◆ **WORK TO COMPLETE**:
Make an exact copy of all the material below, apart from the pictures.

# Start of INFORMATION PROVIDED

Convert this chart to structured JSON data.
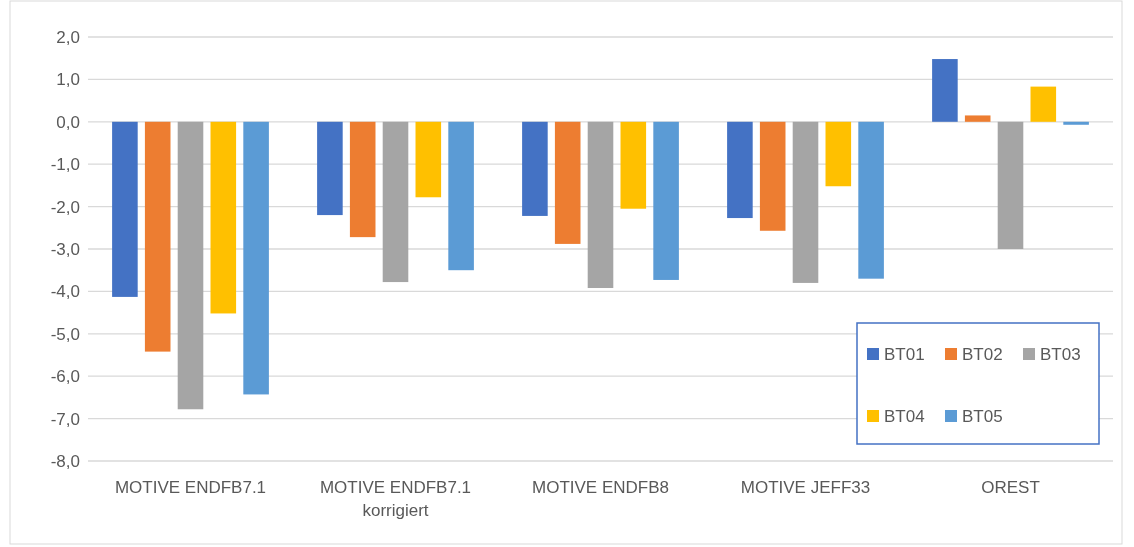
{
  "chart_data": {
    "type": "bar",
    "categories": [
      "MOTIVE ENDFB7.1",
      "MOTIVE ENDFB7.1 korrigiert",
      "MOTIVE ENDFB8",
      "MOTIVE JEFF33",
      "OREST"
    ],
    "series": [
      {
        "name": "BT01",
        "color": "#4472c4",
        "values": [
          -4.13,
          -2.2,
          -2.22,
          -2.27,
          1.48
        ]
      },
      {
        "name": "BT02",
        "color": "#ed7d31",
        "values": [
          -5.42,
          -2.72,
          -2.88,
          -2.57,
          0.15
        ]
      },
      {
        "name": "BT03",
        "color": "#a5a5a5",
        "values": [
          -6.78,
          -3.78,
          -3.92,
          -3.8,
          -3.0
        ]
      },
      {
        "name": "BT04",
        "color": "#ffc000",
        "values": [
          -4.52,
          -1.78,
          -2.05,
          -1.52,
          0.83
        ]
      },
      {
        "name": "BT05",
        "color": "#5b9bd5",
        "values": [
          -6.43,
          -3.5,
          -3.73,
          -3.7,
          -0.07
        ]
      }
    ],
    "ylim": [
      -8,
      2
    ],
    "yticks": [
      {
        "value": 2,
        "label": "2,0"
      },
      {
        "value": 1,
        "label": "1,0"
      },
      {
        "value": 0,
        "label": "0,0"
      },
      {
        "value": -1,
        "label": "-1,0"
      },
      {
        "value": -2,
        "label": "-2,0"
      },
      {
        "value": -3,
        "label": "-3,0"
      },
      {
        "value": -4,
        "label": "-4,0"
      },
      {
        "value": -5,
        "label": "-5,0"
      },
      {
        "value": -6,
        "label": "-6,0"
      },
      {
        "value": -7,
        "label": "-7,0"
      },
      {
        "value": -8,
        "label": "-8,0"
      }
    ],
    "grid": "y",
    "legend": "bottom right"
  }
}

# End of INFORMATION PROVIDED

◆ **FULL ANSWER**:
Convert this chart to structured JSON data.
{
  "chart_data": {
    "type": "bar",
    "categories": [
      "MOTIVE ENDFB7.1",
      "MOTIVE ENDFB7.1 korrigiert",
      "MOTIVE ENDFB8",
      "MOTIVE JEFF33",
      "OREST"
    ],
    "series": [
      {
        "name": "BT01",
        "color": "#4472c4",
        "values": [
          -4.13,
          -2.2,
          -2.22,
          -2.27,
          1.48
        ]
      },
      {
        "name": "BT02",
        "color": "#ed7d31",
        "values": [
          -5.42,
          -2.72,
          -2.88,
          -2.57,
          0.15
        ]
      },
      {
        "name": "BT03",
        "color": "#a5a5a5",
        "values": [
          -6.78,
          -3.78,
          -3.92,
          -3.8,
          -3.0
        ]
      },
      {
        "name": "BT04",
        "color": "#ffc000",
        "values": [
          -4.52,
          -1.78,
          -2.05,
          -1.52,
          0.83
        ]
      },
      {
        "name": "BT05",
        "color": "#5b9bd5",
        "values": [
          -6.43,
          -3.5,
          -3.73,
          -3.7,
          -0.07
        ]
      }
    ],
    "ylim": [
      -8,
      2
    ],
    "yticks": [
      {
        "value": 2,
        "label": "2,0"
      },
      {
        "value": 1,
        "label": "1,0"
      },
      {
        "value": 0,
        "label": "0,0"
      },
      {
        "value": -1,
        "label": "-1,0"
      },
      {
        "value": -2,
        "label": "-2,0"
      },
      {
        "value": -3,
        "label": "-3,0"
      },
      {
        "value": -4,
        "label": "-4,0"
      },
      {
        "value": -5,
        "label": "-5,0"
      },
      {
        "value": -6,
        "label": "-6,0"
      },
      {
        "value": -7,
        "label": "-7,0"
      },
      {
        "value": -8,
        "label": "-8,0"
      }
    ],
    "grid": "y",
    "legend": "bottom right"
  }
}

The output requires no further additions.